▶ Entries provided
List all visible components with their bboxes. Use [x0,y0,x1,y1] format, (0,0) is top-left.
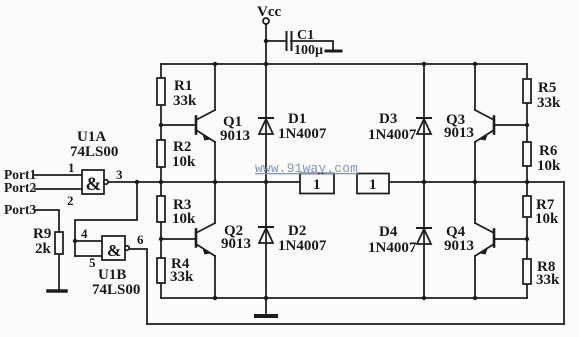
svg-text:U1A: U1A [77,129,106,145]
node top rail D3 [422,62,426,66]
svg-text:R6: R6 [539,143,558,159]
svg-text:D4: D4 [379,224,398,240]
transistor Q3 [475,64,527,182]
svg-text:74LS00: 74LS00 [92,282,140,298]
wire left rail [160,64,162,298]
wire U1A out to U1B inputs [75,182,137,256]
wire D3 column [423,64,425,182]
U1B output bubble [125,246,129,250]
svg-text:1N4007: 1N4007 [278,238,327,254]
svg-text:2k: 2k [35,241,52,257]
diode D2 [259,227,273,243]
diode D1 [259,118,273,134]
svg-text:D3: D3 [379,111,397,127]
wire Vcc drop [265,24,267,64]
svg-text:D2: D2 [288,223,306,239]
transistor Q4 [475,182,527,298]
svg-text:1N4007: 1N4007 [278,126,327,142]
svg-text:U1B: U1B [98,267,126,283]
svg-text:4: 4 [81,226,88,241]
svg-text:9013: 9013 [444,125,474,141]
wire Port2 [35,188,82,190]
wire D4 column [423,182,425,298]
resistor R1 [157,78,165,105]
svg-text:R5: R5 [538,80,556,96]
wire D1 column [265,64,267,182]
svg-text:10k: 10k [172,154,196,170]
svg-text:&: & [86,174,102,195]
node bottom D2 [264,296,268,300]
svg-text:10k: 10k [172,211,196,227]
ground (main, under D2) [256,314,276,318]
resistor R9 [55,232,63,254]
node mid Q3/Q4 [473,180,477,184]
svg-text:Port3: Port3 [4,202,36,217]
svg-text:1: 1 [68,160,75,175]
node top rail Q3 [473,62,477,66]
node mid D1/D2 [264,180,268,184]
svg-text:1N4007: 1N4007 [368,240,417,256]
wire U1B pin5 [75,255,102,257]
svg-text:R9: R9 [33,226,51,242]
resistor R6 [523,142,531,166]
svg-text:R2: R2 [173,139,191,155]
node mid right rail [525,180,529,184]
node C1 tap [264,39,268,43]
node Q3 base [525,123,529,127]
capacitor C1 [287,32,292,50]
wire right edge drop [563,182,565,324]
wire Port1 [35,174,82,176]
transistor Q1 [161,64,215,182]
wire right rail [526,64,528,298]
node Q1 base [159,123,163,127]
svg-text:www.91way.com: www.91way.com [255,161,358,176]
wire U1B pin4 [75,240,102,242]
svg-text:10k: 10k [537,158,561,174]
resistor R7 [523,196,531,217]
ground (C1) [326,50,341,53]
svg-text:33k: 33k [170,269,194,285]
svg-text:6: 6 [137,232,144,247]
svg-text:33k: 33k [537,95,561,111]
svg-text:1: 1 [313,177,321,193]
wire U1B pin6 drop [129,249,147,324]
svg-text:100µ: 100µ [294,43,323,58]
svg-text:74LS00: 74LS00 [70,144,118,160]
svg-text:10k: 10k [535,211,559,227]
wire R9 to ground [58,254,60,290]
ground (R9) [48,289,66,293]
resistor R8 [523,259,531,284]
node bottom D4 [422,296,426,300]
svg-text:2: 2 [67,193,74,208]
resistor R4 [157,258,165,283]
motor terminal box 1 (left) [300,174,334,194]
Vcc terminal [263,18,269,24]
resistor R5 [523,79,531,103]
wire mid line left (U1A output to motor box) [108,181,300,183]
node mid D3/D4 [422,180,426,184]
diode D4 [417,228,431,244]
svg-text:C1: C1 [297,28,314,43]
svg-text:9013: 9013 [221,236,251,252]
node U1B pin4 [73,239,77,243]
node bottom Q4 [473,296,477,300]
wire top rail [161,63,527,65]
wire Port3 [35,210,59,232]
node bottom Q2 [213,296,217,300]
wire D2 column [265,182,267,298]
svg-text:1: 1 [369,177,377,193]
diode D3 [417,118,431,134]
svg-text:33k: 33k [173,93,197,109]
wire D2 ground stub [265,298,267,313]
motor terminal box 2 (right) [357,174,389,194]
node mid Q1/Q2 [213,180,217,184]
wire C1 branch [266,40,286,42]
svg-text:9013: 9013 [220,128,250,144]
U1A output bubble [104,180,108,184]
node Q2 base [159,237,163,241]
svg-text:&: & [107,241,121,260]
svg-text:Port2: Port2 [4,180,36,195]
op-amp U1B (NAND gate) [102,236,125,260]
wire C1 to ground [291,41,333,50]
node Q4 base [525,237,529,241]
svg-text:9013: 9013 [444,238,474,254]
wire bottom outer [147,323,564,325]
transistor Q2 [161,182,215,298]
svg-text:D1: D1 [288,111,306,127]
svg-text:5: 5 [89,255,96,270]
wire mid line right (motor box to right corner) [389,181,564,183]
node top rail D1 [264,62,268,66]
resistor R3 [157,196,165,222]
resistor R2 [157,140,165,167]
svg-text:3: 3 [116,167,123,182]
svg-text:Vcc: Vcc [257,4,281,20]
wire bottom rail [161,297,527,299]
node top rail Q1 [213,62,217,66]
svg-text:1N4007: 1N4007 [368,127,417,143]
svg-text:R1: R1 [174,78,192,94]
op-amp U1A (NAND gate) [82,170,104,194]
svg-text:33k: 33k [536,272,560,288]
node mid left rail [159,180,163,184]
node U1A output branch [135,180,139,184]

* * *

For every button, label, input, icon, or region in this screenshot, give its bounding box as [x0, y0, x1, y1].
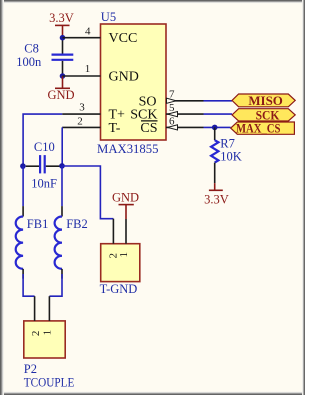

▶ Set problem
Copy everything from the line containing "List all visible" down to the line containing "wire U1B pin4 [75,240,102,242]", keeping the data unchanged. Omit the pictures from your answer.

▶ Answer to this task
List all visible components with their bboxes. Use [x0,y0,x1,y1] format, (0,0) is top-left.
svg-text:U1A: U1A [77,129,106,145]
node top rail D3 [422,62,426,66]
svg-text:R6: R6 [539,143,558,159]
svg-text:D4: D4 [379,224,398,240]
transistor Q3 [475,64,527,182]
svg-text:74LS00: 74LS00 [92,282,140,298]
wire left rail [160,64,162,298]
wire U1A out to U1B inputs [75,182,137,256]
wire D3 column [423,64,425,182]
U1B output bubble [125,246,129,250]
svg-text:1N4007: 1N4007 [278,238,327,254]
svg-text:2k: 2k [35,241,52,257]
diode D2 [259,227,273,243]
diode D1 [259,118,273,134]
svg-text:D3: D3 [379,111,397,127]
wire Vcc drop [265,24,267,64]
svg-text:D2: D2 [288,223,306,239]
transistor Q4 [475,182,527,298]
svg-text:1N4007: 1N4007 [278,126,327,142]
svg-text:U1B: U1B [98,267,126,283]
svg-text:4: 4 [81,226,88,241]
svg-text:9013: 9013 [444,125,474,141]
wire Port2 [35,188,82,190]
wire D4 column [423,182,425,298]
resistor R1 [157,78,165,105]
svg-text:R5: R5 [538,80,556,96]
wire D1 column [265,64,267,182]
svg-text:10k: 10k [172,154,196,170]
svg-text:&: & [86,174,102,195]
node bottom D2 [264,296,268,300]
svg-text:10k: 10k [172,211,196,227]
ground (main, under D2) [256,314,276,318]
resistor R9 [55,232,63,254]
node mid Q3/Q4 [473,180,477,184]
svg-text:Port3: Port3 [4,202,36,217]
svg-text:1: 1 [68,160,75,175]
node top rail Q3 [473,62,477,66]
node mid D1/D2 [264,180,268,184]
svg-text:1N4007: 1N4007 [368,240,417,256]
wire U1B pin5 [75,255,102,257]
svg-text:R9: R9 [33,226,51,242]
resistor R6 [523,142,531,166]
svg-text:R2: R2 [173,139,191,155]
node mid right rail [525,180,529,184]
node C1 tap [264,39,268,43]
node Q3 base [525,123,529,127]
capacitor C1 [287,32,292,50]
wire right edge drop [563,182,565,324]
wire Port1 [35,174,82,176]
transistor Q1 [161,64,215,182]
wire right rail [526,64,528,298]
node Q1 base [159,123,163,127]
svg-text:www.91way.com: www.91way.com [255,161,358,176]
wire U1B pin4 [75,240,102,242]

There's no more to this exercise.